» Goal of the exercise
Assemble all lines in which the string "JSON" appears.

» Dataset content
----------------------------------------
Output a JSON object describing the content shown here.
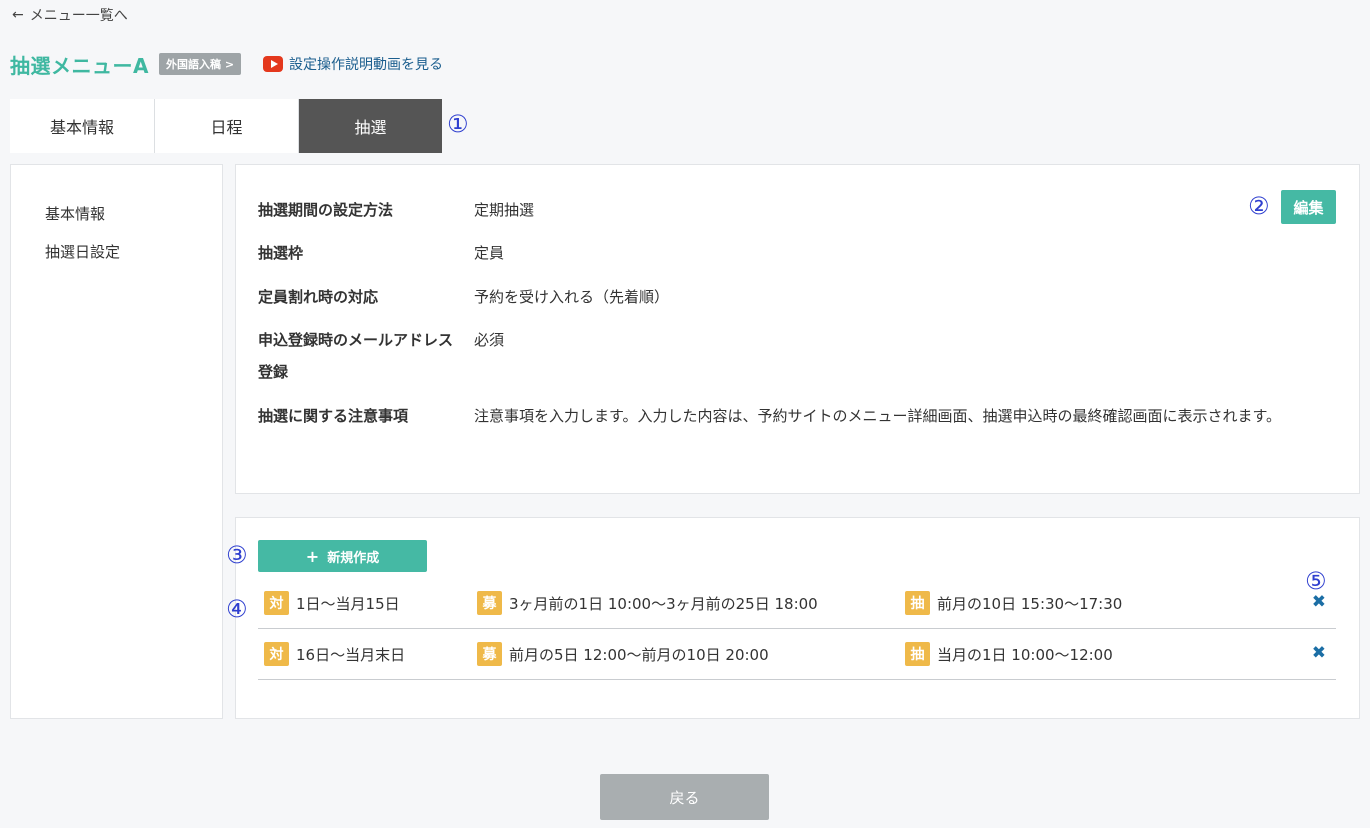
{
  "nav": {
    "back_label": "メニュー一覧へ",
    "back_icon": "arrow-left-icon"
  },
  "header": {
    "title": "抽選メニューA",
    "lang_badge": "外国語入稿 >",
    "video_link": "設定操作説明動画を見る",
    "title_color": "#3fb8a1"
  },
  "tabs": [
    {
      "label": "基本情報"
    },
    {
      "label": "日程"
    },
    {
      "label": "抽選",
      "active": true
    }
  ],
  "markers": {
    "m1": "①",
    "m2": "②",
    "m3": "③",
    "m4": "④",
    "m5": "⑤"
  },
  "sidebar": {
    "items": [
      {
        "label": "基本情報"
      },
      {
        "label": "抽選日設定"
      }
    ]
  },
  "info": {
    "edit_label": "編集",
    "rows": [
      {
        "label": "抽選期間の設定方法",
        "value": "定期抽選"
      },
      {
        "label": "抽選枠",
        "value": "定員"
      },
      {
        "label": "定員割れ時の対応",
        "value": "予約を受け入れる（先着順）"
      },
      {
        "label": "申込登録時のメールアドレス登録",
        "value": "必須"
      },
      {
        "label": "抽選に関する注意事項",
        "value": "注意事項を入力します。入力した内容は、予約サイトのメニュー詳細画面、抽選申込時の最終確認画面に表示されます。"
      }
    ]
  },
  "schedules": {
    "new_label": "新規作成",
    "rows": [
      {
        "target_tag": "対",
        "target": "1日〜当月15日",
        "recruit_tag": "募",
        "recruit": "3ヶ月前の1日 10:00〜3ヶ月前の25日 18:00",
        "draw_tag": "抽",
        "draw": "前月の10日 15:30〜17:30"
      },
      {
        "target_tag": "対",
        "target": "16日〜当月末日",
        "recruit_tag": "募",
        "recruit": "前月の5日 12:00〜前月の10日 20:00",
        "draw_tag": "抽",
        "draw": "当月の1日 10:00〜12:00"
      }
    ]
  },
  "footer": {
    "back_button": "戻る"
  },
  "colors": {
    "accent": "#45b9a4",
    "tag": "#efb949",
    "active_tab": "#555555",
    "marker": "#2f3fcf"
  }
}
----------------------------------------
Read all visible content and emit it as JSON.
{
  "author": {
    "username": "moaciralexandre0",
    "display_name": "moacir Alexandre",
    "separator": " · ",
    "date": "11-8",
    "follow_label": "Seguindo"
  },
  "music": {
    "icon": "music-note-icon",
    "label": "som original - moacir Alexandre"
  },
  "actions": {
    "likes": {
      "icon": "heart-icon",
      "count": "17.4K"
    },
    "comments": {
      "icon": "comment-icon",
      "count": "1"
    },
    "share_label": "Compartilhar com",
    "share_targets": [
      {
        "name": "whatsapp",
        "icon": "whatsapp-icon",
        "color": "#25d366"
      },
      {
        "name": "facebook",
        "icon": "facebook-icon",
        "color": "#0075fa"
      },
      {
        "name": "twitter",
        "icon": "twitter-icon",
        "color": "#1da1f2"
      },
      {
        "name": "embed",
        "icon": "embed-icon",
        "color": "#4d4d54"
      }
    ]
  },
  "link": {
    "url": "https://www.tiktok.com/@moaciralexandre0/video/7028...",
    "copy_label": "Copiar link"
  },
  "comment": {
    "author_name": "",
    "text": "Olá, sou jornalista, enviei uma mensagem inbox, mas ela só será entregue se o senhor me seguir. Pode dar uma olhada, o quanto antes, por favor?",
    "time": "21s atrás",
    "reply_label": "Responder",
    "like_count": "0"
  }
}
----------------------------------------
» The response
Output a JSON object describing the content shown here.
Read all visible content and emit it as JSON.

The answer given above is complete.